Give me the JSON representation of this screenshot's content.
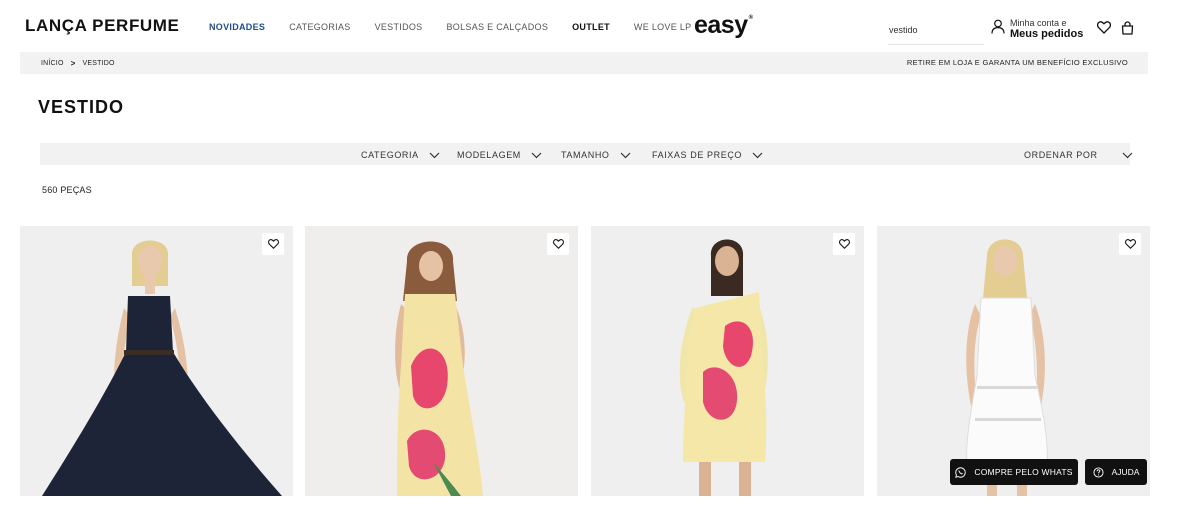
{
  "header": {
    "logo": "LANÇA PERFUME",
    "nav": [
      {
        "label": "NOVIDADES",
        "state": "active"
      },
      {
        "label": "CATEGORIAS",
        "state": "normal"
      },
      {
        "label": "VESTIDOS",
        "state": "normal"
      },
      {
        "label": "BOLSAS E CALÇADOS",
        "state": "normal"
      },
      {
        "label": "OUTLET",
        "state": "bold"
      },
      {
        "label": "WE LOVE LP",
        "state": "normal"
      }
    ],
    "easy_logo": "easy",
    "easy_mark": "®",
    "search_value": "vestido",
    "account_line1": "Minha conta e",
    "account_line2": "Meus pedidos",
    "icons": [
      "user-icon",
      "heart-icon",
      "bag-icon"
    ]
  },
  "breadcrumb": {
    "home": "INÍCIO",
    "separator": ">",
    "current": "VESTIDO"
  },
  "promo_text": "RETIRE EM LOJA E GARANTA UM BENEFÍCIO EXCLUSIVO",
  "page_title": "VESTIDO",
  "filters": [
    {
      "label": "CATEGORIA"
    },
    {
      "label": "MODELAGEM"
    },
    {
      "label": "TAMANHO"
    },
    {
      "label": "FAIXAS DE PREÇO"
    }
  ],
  "sort_label": "ORDENAR POR",
  "product_count": "560 PEÇAS",
  "products": [
    {
      "image": "navy-strappy-maxi-dress-photo"
    },
    {
      "image": "yellow-floral-midi-dress-photo"
    },
    {
      "image": "yellow-one-shoulder-floral-dress-photo"
    },
    {
      "image": "white-lace-slip-dress-photo"
    }
  ],
  "floating": {
    "whats_label": "COMPRE PELO WHATS",
    "help_label": "AJUDA"
  },
  "colors": {
    "accent_nav": "#1f4d8f",
    "dark": "#111111",
    "bar_bg": "#f2f2f2"
  }
}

-=-=-

Stated exercise:
The listing above must be printed again exactly, minus its pictures.

Response to this task:
Give me the JSON representation of this screenshot's content.
{
  "header": {
    "logo": "LANÇA PERFUME",
    "nav": [
      {
        "label": "NOVIDADES",
        "state": "active"
      },
      {
        "label": "CATEGORIAS",
        "state": "normal"
      },
      {
        "label": "VESTIDOS",
        "state": "normal"
      },
      {
        "label": "BOLSAS E CALÇADOS",
        "state": "normal"
      },
      {
        "label": "OUTLET",
        "state": "bold"
      },
      {
        "label": "WE LOVE LP",
        "state": "normal"
      }
    ],
    "easy_logo": "easy",
    "easy_mark": "®",
    "search_value": "vestido",
    "account_line1": "Minha conta e",
    "account_line2": "Meus pedidos",
    "icons": [
      "user-icon",
      "heart-icon",
      "bag-icon"
    ]
  },
  "breadcrumb": {
    "home": "INÍCIO",
    "separator": ">",
    "current": "VESTIDO"
  },
  "promo_text": "RETIRE EM LOJA E GARANTA UM BENEFÍCIO EXCLUSIVO",
  "page_title": "VESTIDO",
  "filters": [
    {
      "label": "CATEGORIA"
    },
    {
      "label": "MODELAGEM"
    },
    {
      "label": "TAMANHO"
    },
    {
      "label": "FAIXAS DE PREÇO"
    }
  ],
  "sort_label": "ORDENAR POR",
  "product_count": "560 PEÇAS",
  "products": [
    {
      "image": "navy-strappy-maxi-dress-photo"
    },
    {
      "image": "yellow-floral-midi-dress-photo"
    },
    {
      "image": "yellow-one-shoulder-floral-dress-photo"
    },
    {
      "image": "white-lace-slip-dress-photo"
    }
  ],
  "floating": {
    "whats_label": "COMPRE PELO WHATS",
    "help_label": "AJUDA"
  },
  "colors": {
    "accent_nav": "#1f4d8f",
    "dark": "#111111",
    "bar_bg": "#f2f2f2"
  }
}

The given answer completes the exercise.